Texte étudié »
▬▬▬▬▬▬▬▬▬▬

Rencontre avec la nouvelle littérature latino-américaine au travers du Mexique, de l’Argentine et de la Colombie

*La Génération du Crack et la Transterritorialité*

par Adriana Laguna**

 

La langue et la littérature sont des matières vivantes, qui évoluent avec leur temps sous la plume des écrivains qui, quelques fois désenchantés du monde littéraire qui les entoure, décident de tenter de nouvelles expériences. Ils prennent ces éléments entre leurs mains, les façonnent avec passion et application, jusqu’à l’obtention d’une pièce maîtresse. Notre itinéraire littéraire commence alors par le masterpiece de La Generación del Crack. Elle regroupe les auteurs Mexicains Vicente Herrasti, Jorge Volpi, Eloy Urroz, Ignacio Padilla, Pedro Ángel Palou et Ricardo Chávez Castañeda, qui scellent les principes de leur mouvement dans le Manifiesto Crack en 1996. Tout comme le mouvement du Boom s’était en son temps émancipé de la tradition qui le précédait, le groupe du Crack en a fait autant. Excédés par une production littéraire « eurocentriste », qui abondait et visait à satisfaire les attentes d’un lectorat qui rêvait d’exotisme et de révolution, ils militent avec une prose aux antipodes de ce dernier : « “les romans du Crack ne sont pas des romans optimistes, roses, ou aimables”, ils se dédient auvertigeet à laschizophrénie”.»
Le Crack n’impose aucune thématique, désormais l’écrivain mexicain n’est plus « obligé » d’écrire sur le Mexique. Le style préconise un travail sur le langage, pour obtenir une syntaxe complexe ainsi qu’un enrichissement lexical. Par rapport au Boom où le style puisait dans le langage populaire et/ou érudit, le Crack emploie l’expression de la rue, avec également des mots anglais et le spanglish. Ce dernier est bien entendu la conséquence de la proximité du Mexique avec les États-Unis. La polyphonie due aux nombreuses occurrences narratives est de mise, ce qui d’emblée appelle à une lecture attentive. Parmi les mécanismes narratifs le Crack utilise le grotesque, l’ironie, l’absurde, l’humour et le burlesque. Il n’y a pas de contraintes spatio-temporelles. Une fois de plus, les auteurs ne sont pas redevables de leur « latinité », et s’autorisent à ancrer leurs récits loin de leur terre. Et c’est justement en cela que nous percevons la proposition du Crack comme étant novatrice. Les auteurs latino-américains de ce siècle n’écrivent plus exclusivement sur leur pays, leurs intrigues sont délocalisées, leurs personnages et même leurs héros ne sont pas forcément des latino-américains. Cette nouvelle tendance s’explique en partie par les nombreux voyages que font les écrivains aujourd’hui. Les départs à l’étranger se déclenchent, notamment, par le biais des bourses ou des postes diplomatiques qui leur sont proposés. Quelques exemples de cette mobilité internationale son l’auteur Álvaro Enrigue, qui a bénéficié de la bourse Dorothy and Lewis B. Cullman Center for Writers, de la bibliothèque publique de New York. Le Colombien Santiago Gamboa, quant à lui, a passé deux ans à Pékin pour le compte d’une maison d’édition espagnole, deux ans à Paris au sein de l’Unesco et deux ans en tant que conseiller culturel de l’ambassade de la Colombie en Inde. Á l’instar de ce dernier nous trouvons l’auteur Juan Gabriel Vásquez. Il a vécu et étudié à Paris, et plus tard, il a démangé en Belgique. Aujourd’hui il vit à Barcelone. Enfin, citons l’auteur Argentin Andrés Neúman. Il a fait une partie de ses études supérieures en Espagne, puis, devient enseignant à son tour à l’université de Grenade. Il partage sa vie entre l’Espagne et l’Argentine.

▬▬▬▬▬▬▬▬▬▬

À vous » D'après le texte sur la Génération du Crack, en quelle année le Manifiesto Crack a-t-il été rédigé ?

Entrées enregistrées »

▬▬▬▬▬▬▬▬▬▬

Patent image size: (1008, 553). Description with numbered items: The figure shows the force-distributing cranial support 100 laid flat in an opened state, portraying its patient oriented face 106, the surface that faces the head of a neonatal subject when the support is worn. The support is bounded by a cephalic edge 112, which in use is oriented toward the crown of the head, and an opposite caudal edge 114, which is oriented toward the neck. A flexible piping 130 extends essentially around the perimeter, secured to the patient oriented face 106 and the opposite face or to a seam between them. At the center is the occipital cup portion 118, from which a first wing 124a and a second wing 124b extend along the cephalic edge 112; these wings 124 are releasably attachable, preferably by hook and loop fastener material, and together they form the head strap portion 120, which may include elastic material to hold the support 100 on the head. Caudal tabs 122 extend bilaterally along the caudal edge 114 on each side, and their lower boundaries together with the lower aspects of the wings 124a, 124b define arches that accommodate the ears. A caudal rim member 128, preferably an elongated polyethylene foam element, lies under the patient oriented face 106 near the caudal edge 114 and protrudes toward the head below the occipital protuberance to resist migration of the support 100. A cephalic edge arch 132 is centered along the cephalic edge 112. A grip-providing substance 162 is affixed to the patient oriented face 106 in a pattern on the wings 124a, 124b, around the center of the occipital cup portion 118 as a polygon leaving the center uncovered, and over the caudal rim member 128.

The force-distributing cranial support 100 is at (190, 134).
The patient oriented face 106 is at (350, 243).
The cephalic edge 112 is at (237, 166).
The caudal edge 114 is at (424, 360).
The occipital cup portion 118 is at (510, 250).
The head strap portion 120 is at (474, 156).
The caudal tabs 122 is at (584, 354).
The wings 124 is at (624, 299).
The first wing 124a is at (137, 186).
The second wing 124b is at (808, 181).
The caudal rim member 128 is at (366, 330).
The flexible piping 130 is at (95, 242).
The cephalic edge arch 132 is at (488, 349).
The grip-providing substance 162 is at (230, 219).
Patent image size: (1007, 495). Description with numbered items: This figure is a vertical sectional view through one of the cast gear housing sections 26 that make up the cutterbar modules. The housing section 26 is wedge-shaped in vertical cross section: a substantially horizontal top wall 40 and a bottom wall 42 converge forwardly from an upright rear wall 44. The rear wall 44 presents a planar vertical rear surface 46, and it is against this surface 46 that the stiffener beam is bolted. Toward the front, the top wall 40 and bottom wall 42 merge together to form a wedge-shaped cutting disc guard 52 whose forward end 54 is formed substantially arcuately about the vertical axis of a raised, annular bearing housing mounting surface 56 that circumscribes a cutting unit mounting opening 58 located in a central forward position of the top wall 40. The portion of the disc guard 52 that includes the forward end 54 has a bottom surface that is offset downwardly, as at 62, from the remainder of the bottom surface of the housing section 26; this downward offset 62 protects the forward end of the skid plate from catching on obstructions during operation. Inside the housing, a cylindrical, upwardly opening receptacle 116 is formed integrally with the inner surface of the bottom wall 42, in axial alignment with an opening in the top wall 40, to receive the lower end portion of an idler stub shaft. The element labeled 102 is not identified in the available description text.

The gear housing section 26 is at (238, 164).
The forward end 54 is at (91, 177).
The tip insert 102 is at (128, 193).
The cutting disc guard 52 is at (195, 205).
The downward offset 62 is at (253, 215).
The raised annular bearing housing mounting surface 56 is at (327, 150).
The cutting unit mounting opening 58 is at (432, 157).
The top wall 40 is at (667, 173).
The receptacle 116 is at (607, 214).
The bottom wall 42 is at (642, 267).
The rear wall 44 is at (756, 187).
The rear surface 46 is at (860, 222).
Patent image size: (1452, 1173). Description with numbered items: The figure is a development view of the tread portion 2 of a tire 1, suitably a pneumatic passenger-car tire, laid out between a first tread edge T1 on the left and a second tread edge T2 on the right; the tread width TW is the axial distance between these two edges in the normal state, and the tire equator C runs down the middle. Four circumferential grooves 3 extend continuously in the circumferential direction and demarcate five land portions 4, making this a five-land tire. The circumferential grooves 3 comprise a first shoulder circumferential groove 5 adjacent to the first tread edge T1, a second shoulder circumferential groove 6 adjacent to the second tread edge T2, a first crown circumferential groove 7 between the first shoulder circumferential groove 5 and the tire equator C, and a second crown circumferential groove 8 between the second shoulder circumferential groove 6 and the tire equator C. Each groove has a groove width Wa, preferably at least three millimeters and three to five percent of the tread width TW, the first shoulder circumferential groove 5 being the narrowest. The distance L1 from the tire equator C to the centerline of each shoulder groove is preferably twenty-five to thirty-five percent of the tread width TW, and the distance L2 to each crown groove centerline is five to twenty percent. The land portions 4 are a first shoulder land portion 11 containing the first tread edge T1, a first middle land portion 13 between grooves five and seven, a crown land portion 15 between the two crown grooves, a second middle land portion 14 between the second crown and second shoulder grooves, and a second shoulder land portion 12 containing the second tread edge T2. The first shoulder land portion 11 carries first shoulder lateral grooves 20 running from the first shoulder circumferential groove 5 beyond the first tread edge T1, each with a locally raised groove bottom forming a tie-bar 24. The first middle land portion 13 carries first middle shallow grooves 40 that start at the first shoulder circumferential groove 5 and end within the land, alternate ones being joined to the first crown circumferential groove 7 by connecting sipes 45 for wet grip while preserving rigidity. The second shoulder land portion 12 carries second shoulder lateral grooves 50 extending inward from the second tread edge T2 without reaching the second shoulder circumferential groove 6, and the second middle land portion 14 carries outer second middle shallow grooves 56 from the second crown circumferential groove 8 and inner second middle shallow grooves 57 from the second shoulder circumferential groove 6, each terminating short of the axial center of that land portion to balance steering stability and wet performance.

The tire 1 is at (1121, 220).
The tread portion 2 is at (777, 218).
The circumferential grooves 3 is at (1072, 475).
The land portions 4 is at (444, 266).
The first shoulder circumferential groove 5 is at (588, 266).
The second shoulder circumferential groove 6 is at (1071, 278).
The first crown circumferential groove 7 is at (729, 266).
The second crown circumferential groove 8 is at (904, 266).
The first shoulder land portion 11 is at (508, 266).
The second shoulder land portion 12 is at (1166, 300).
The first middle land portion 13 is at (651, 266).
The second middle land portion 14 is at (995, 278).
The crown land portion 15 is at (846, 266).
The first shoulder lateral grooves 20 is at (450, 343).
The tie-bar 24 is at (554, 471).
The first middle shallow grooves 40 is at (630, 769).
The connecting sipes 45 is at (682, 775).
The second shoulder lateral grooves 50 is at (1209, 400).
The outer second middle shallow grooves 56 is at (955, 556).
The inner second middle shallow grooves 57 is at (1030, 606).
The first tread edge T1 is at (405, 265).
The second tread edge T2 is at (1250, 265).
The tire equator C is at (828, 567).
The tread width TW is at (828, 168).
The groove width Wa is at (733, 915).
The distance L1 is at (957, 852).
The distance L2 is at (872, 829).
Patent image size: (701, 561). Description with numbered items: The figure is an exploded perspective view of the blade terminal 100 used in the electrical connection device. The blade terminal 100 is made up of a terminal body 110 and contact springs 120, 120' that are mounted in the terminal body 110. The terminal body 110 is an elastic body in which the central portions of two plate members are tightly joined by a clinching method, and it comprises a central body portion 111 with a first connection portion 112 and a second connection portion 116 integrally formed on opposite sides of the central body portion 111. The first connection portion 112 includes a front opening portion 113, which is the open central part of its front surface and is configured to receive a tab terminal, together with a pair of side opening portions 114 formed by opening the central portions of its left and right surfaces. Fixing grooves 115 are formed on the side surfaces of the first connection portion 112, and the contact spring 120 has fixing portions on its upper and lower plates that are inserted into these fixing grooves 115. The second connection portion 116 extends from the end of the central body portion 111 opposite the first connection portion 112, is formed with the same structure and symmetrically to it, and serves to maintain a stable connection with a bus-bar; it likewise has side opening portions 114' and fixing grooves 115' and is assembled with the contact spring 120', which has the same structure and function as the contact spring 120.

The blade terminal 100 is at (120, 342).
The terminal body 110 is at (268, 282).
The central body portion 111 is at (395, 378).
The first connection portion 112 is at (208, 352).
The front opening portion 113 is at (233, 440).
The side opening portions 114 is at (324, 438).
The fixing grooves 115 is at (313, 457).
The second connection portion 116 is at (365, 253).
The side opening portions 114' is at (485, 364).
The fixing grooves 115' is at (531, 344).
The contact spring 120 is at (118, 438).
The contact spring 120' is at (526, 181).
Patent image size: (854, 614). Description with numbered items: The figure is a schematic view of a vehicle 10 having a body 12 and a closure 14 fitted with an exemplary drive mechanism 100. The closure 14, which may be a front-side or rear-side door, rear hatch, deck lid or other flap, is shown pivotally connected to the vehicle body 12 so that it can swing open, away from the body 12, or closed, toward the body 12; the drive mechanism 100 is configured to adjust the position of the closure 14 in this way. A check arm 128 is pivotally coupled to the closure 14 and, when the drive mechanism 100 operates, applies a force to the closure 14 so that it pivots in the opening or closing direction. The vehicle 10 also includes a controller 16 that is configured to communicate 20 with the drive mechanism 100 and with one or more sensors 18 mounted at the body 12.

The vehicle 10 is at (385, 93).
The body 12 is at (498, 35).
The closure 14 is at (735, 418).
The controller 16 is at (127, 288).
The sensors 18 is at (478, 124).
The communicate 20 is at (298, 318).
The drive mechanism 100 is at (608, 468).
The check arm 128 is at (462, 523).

▬▬▬▬▬▬▬▬▬▬

Réponse » En 1996.